• _Task input_
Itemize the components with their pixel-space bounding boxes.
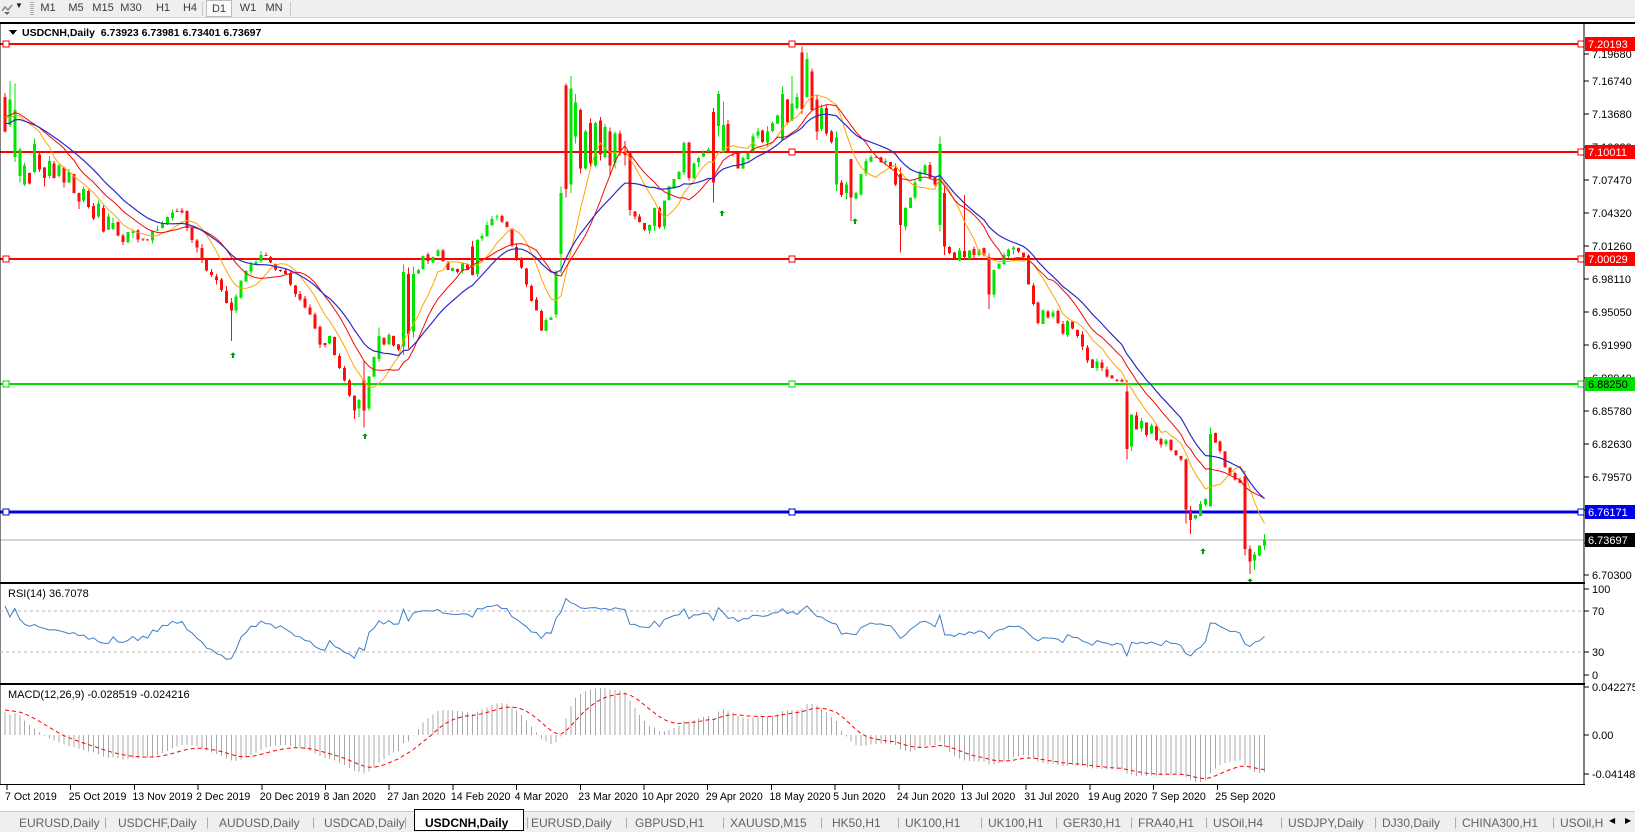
- svg-text:23 Mar 2020: 23 Mar 2020: [578, 791, 638, 803]
- svg-text:-0.04148: -0.04148: [1592, 769, 1635, 781]
- svg-text:6.70300: 6.70300: [1592, 570, 1632, 582]
- svg-text:13 Jul 2020: 13 Jul 2020: [961, 791, 1016, 803]
- svg-text:20 Dec 2019: 20 Dec 2019: [260, 791, 320, 803]
- svg-text:0.00: 0.00: [1592, 730, 1613, 742]
- svg-text:USDCNH,Daily 6.73923 6.73981: USDCNH,Daily 6.73923 6.73981 6.73401 6.7…: [22, 27, 261, 39]
- svg-text:6.98110: 6.98110: [1592, 274, 1631, 286]
- svg-text:7 Oct 2019: 7 Oct 2019: [5, 791, 57, 803]
- svg-text:29 Apr 2020: 29 Apr 2020: [706, 791, 763, 803]
- svg-text:6.76171: 6.76171: [1588, 507, 1628, 519]
- svg-text:7 Sep 2020: 7 Sep 2020: [1152, 791, 1206, 803]
- svg-text:6.82630: 6.82630: [1592, 439, 1632, 451]
- svg-text:25 Oct 2019: 25 Oct 2019: [69, 791, 127, 803]
- svg-text:RSI(14) 36.7078: RSI(14) 36.7078: [8, 588, 89, 600]
- svg-text:100: 100: [1592, 584, 1610, 596]
- svg-text:6.88250: 6.88250: [1588, 379, 1628, 391]
- svg-text:7.19680: 7.19680: [1592, 49, 1632, 61]
- svg-text:7.04320: 7.04320: [1592, 208, 1632, 220]
- svg-text:31 Jul 2020: 31 Jul 2020: [1024, 791, 1079, 803]
- svg-text:25 Sep 2020: 25 Sep 2020: [1215, 791, 1275, 803]
- svg-text:2 Dec 2019: 2 Dec 2019: [196, 791, 250, 803]
- svg-text:8 Jan 2020: 8 Jan 2020: [324, 791, 377, 803]
- svg-text:6.95050: 6.95050: [1592, 307, 1632, 319]
- svg-text:5 Jun 2020: 5 Jun 2020: [833, 791, 886, 803]
- svg-text:7.01260: 7.01260: [1592, 241, 1632, 253]
- svg-text:30: 30: [1592, 647, 1604, 659]
- svg-text:10 Apr 2020: 10 Apr 2020: [642, 791, 699, 803]
- svg-text:70: 70: [1592, 606, 1604, 618]
- svg-text:19 Aug 2020: 19 Aug 2020: [1088, 791, 1148, 803]
- svg-text:7.10011: 7.10011: [1588, 147, 1627, 159]
- svg-text:6.73697: 6.73697: [1588, 535, 1628, 547]
- svg-text:7.20193: 7.20193: [1588, 39, 1628, 51]
- svg-text:27 Jan 2020: 27 Jan 2020: [387, 791, 445, 803]
- svg-text:7.13680: 7.13680: [1592, 109, 1632, 121]
- svg-text:6.85780: 6.85780: [1592, 406, 1632, 418]
- svg-text:18 May 2020: 18 May 2020: [769, 791, 830, 803]
- svg-text:4 Mar 2020: 4 Mar 2020: [515, 791, 569, 803]
- svg-text:7.16740: 7.16740: [1592, 76, 1632, 88]
- svg-text:6.91990: 6.91990: [1592, 340, 1632, 352]
- svg-text:7.00029: 7.00029: [1588, 254, 1628, 266]
- svg-text:24 Jun 2020: 24 Jun 2020: [897, 791, 955, 803]
- svg-text:MACD(12,26,9) -0.028519 -0.024: MACD(12,26,9) -0.028519 -0.024216: [8, 689, 190, 701]
- svg-text:0: 0: [1592, 670, 1598, 682]
- svg-text:7.07470: 7.07470: [1592, 175, 1632, 187]
- svg-text:0.042275: 0.042275: [1592, 682, 1635, 694]
- svg-text:14 Feb 2020: 14 Feb 2020: [451, 791, 511, 803]
- svg-text:6.79570: 6.79570: [1592, 472, 1632, 484]
- svg-text:13 Nov 2019: 13 Nov 2019: [132, 791, 192, 803]
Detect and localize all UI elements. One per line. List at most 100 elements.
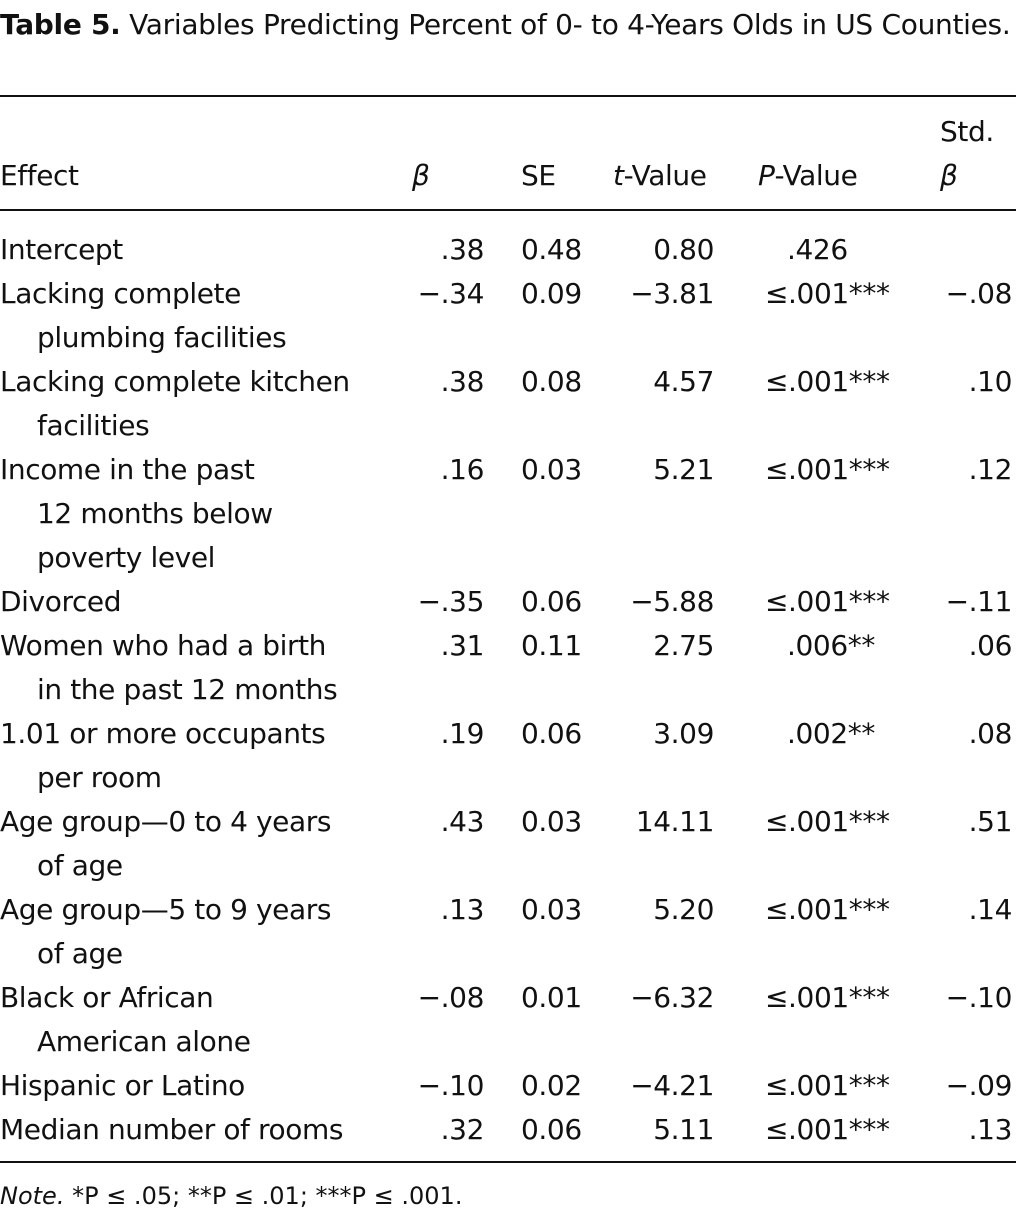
t-value: 2.75 (653, 629, 714, 662)
p-value: ≤.001*** (765, 1069, 890, 1102)
effect-label: Divorced (0, 585, 122, 618)
se-value: 0.03 (521, 805, 582, 838)
beta-value: −.10 (417, 1069, 485, 1102)
se-value: 0.03 (521, 453, 582, 486)
header-p-italic: P (758, 159, 775, 192)
header-t-rest: -Value (623, 159, 707, 192)
header-effect: Effect (0, 159, 79, 192)
effect-label: in the past 12 months (37, 673, 338, 706)
t-value: 0.80 (653, 233, 714, 266)
table-label: Table 5. (0, 8, 121, 41)
beta-value: .13 (440, 893, 485, 926)
p-value: .002** (787, 717, 875, 750)
std-beta-value: −.09 (945, 1069, 1013, 1102)
t-value: −4.21 (630, 1069, 714, 1102)
beta-value: −.35 (417, 585, 485, 618)
t-value: −5.88 (630, 585, 714, 618)
beta-value: .38 (440, 365, 485, 398)
p-value: ≤.001*** (765, 805, 890, 838)
effect-label: facilities (37, 409, 150, 442)
se-value: 0.06 (521, 1113, 582, 1146)
effect-label: of age (37, 937, 123, 970)
t-value: 3.09 (653, 717, 714, 750)
se-value: 0.09 (521, 277, 582, 310)
t-value: 5.11 (653, 1113, 714, 1146)
p-value: .006** (787, 629, 875, 662)
effect-label: Income in the past (0, 453, 255, 486)
beta-value: −.34 (417, 277, 485, 310)
std-beta-value: −.08 (945, 277, 1013, 310)
beta-value: .19 (440, 717, 485, 750)
effect-label: Black or African (0, 981, 214, 1014)
beta-value: .38 (440, 233, 485, 266)
effect-label: Hispanic or Latino (0, 1069, 245, 1102)
table-note: Note. *P ≤ .05; **P ≤ .01; ***P ≤ .001. (0, 1176, 462, 1216)
table-title: Variables Predicting Percent of 0- to 4-… (129, 8, 1011, 41)
t-value: 4.57 (653, 365, 714, 398)
effect-label: Age group—5 to 9 years (0, 893, 332, 926)
t-value: −6.32 (630, 981, 714, 1014)
std-beta-value: .13 (968, 1113, 1013, 1146)
effect-label: per room (37, 761, 162, 794)
header-beta: β (412, 159, 430, 192)
beta-value: .32 (440, 1113, 485, 1146)
effect-label: Intercept (0, 233, 123, 266)
p-value: ≤.001*** (765, 277, 890, 310)
top-rule (0, 95, 1016, 97)
effect-label: poverty level (37, 541, 216, 574)
effect-label: American alone (37, 1025, 251, 1058)
header-t-italic: t (613, 159, 624, 192)
t-value: 5.20 (653, 893, 714, 926)
std-beta-value: .08 (968, 717, 1013, 750)
effect-label: Lacking complete kitchen (0, 365, 350, 398)
effect-label: Lacking complete (0, 277, 241, 310)
header-se: SE (521, 159, 556, 192)
se-value: 0.06 (521, 717, 582, 750)
bottom-rule (0, 1161, 1016, 1163)
p-value: ≤.001*** (765, 1113, 890, 1146)
std-beta-value: −.11 (945, 585, 1013, 618)
p-value: .426 (787, 233, 848, 266)
t-value: 14.11 (635, 805, 715, 838)
std-beta-value: .14 (968, 893, 1013, 926)
beta-value: −.08 (417, 981, 485, 1014)
table-caption: Table 5. Variables Predicting Percent of… (0, 4, 1016, 46)
effect-label: Women who had a birth (0, 629, 327, 662)
effect-label: 1.01 or more occupants (0, 717, 326, 750)
se-value: 0.03 (521, 893, 582, 926)
std-beta-value: .51 (968, 805, 1013, 838)
std-beta-value: −.10 (945, 981, 1013, 1014)
header-p-rest: -Value (774, 159, 858, 192)
t-value: 5.21 (653, 453, 714, 486)
header-p-value: P-Value (758, 154, 858, 198)
se-value: 0.48 (521, 233, 582, 266)
effect-label: plumbing facilities (37, 321, 287, 354)
effect-label: 12 months below (37, 497, 273, 530)
beta-value: .16 (440, 453, 485, 486)
se-value: 0.11 (521, 629, 582, 662)
beta-value: .31 (440, 629, 485, 662)
p-value: ≤.001*** (765, 893, 890, 926)
se-value: 0.01 (521, 981, 582, 1014)
effect-label: Age group—0 to 4 years (0, 805, 332, 838)
note-label: Note. (0, 1182, 65, 1210)
p-value: ≤.001*** (765, 981, 890, 1014)
std-beta-value: .10 (968, 365, 1013, 398)
p-value: ≤.001*** (765, 453, 890, 486)
p-value: ≤.001*** (765, 585, 890, 618)
header-std-beta: β (940, 159, 958, 192)
t-value: −3.81 (630, 277, 714, 310)
se-value: 0.06 (521, 585, 582, 618)
note-text: *P ≤ .05; **P ≤ .01; ***P ≤ .001. (72, 1182, 463, 1210)
std-beta-value: .06 (968, 629, 1013, 662)
header-t-value: t-Value (613, 154, 707, 198)
header-std-top: Std. (940, 115, 994, 148)
se-value: 0.08 (521, 365, 582, 398)
std-beta-value: .12 (968, 453, 1013, 486)
effect-label: Median number of rooms (0, 1113, 344, 1146)
beta-value: .43 (440, 805, 485, 838)
header-rule (0, 209, 1016, 211)
se-value: 0.02 (521, 1069, 582, 1102)
effect-label: of age (37, 849, 123, 882)
p-value: ≤.001*** (765, 365, 890, 398)
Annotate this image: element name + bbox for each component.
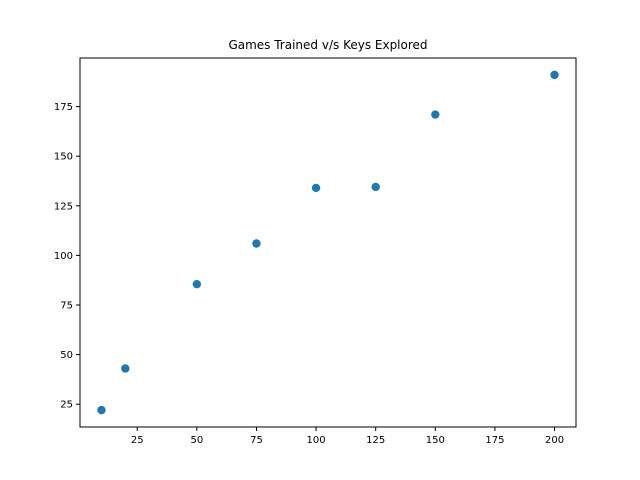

• _Your task_
Reproduce the lines again, starting at the line that contains "- svg-text:23 Mar" and ending after the line that contains "- svg-text:0.00: 0.00: [1592, 730, 1613, 742]".

• _Output of the exercise_
- svg-text:23 Mar 2020: 23 Mar 2020: [578, 791, 638, 803]
- svg-text:-0.04148: -0.04148: [1592, 769, 1635, 781]
- svg-text:6.70300: 6.70300: [1592, 570, 1632, 582]
- svg-text:13 Jul 2020: 13 Jul 2020: [961, 791, 1016, 803]
- svg-text:20 Dec 2019: 20 Dec 2019: [260, 791, 320, 803]
- svg-text:0.00: 0.00: [1592, 730, 1613, 742]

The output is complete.